**What this task involves**:
Could you extract every entry below and reproduce it exactly?

**Given information**:
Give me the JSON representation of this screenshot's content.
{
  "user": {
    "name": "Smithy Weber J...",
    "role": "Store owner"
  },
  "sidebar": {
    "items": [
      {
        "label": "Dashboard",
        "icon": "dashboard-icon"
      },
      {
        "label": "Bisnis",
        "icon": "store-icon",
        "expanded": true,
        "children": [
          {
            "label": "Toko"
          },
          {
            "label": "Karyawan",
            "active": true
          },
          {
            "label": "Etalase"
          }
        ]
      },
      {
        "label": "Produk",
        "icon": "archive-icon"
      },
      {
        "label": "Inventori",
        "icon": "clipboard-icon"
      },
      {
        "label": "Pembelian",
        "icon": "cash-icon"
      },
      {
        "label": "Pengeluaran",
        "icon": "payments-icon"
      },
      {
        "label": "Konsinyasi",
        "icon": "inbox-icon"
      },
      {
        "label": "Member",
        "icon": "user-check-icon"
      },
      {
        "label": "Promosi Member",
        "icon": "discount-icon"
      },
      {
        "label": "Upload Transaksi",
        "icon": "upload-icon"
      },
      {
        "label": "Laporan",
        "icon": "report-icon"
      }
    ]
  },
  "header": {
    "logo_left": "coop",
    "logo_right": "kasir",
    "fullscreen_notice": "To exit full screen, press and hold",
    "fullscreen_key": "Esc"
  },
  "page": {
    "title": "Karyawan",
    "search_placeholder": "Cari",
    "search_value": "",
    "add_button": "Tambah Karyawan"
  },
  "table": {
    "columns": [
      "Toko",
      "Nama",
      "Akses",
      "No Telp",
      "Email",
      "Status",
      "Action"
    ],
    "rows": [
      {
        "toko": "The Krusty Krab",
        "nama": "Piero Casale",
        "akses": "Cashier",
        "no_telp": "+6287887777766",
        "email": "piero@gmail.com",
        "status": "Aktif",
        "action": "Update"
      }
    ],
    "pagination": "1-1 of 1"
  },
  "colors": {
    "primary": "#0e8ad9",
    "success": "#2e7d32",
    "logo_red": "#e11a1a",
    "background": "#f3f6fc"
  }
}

**Exercise response**:
Give me the JSON representation of this screenshot's content.
{
  "user": {
    "name": "Smithy Weber J...",
    "role": "Store owner"
  },
  "sidebar": {
    "items": [
      {
        "label": "Dashboard",
        "icon": "dashboard-icon"
      },
      {
        "label": "Bisnis",
        "icon": "store-icon",
        "expanded": true,
        "children": [
          {
            "label": "Toko"
          },
          {
            "label": "Karyawan",
            "active": true
          },
          {
            "label": "Etalase"
          }
        ]
      },
      {
        "label": "Produk",
        "icon": "archive-icon"
      },
      {
        "label": "Inventori",
        "icon": "clipboard-icon"
      },
      {
        "label": "Pembelian",
        "icon": "cash-icon"
      },
      {
        "label": "Pengeluaran",
        "icon": "payments-icon"
      },
      {
        "label": "Konsinyasi",
        "icon": "inbox-icon"
      },
      {
        "label": "Member",
        "icon": "user-check-icon"
      },
      {
        "label": "Promosi Member",
        "icon": "discount-icon"
      },
      {
        "label": "Upload Transaksi",
        "icon": "upload-icon"
      },
      {
        "label": "Laporan",
        "icon": "report-icon"
      }
    ]
  },
  "header": {
    "logo_left": "coop",
    "logo_right": "kasir",
    "fullscreen_notice": "To exit full screen, press and hold",
    "fullscreen_key": "Esc"
  },
  "page": {
    "title": "Karyawan",
    "search_placeholder": "Cari",
    "search_value": "",
    "add_button": "Tambah Karyawan"
  },
  "table": {
    "columns": [
      "Toko",
      "Nama",
      "Akses",
      "No Telp",
      "Email",
      "Status",
      "Action"
    ],
    "rows": [
      {
        "toko": "The Krusty Krab",
        "nama": "Piero Casale",
        "akses": "Cashier",
        "no_telp": "+6287887777766",
        "email": "piero@gmail.com",
        "status": "Aktif",
        "action": "Update"
      }
    ],
    "pagination": "1-1 of 1"
  },
  "colors": {
    "primary": "#0e8ad9",
    "success": "#2e7d32",
    "logo_red": "#e11a1a",
    "background": "#f3f6fc"
  }
}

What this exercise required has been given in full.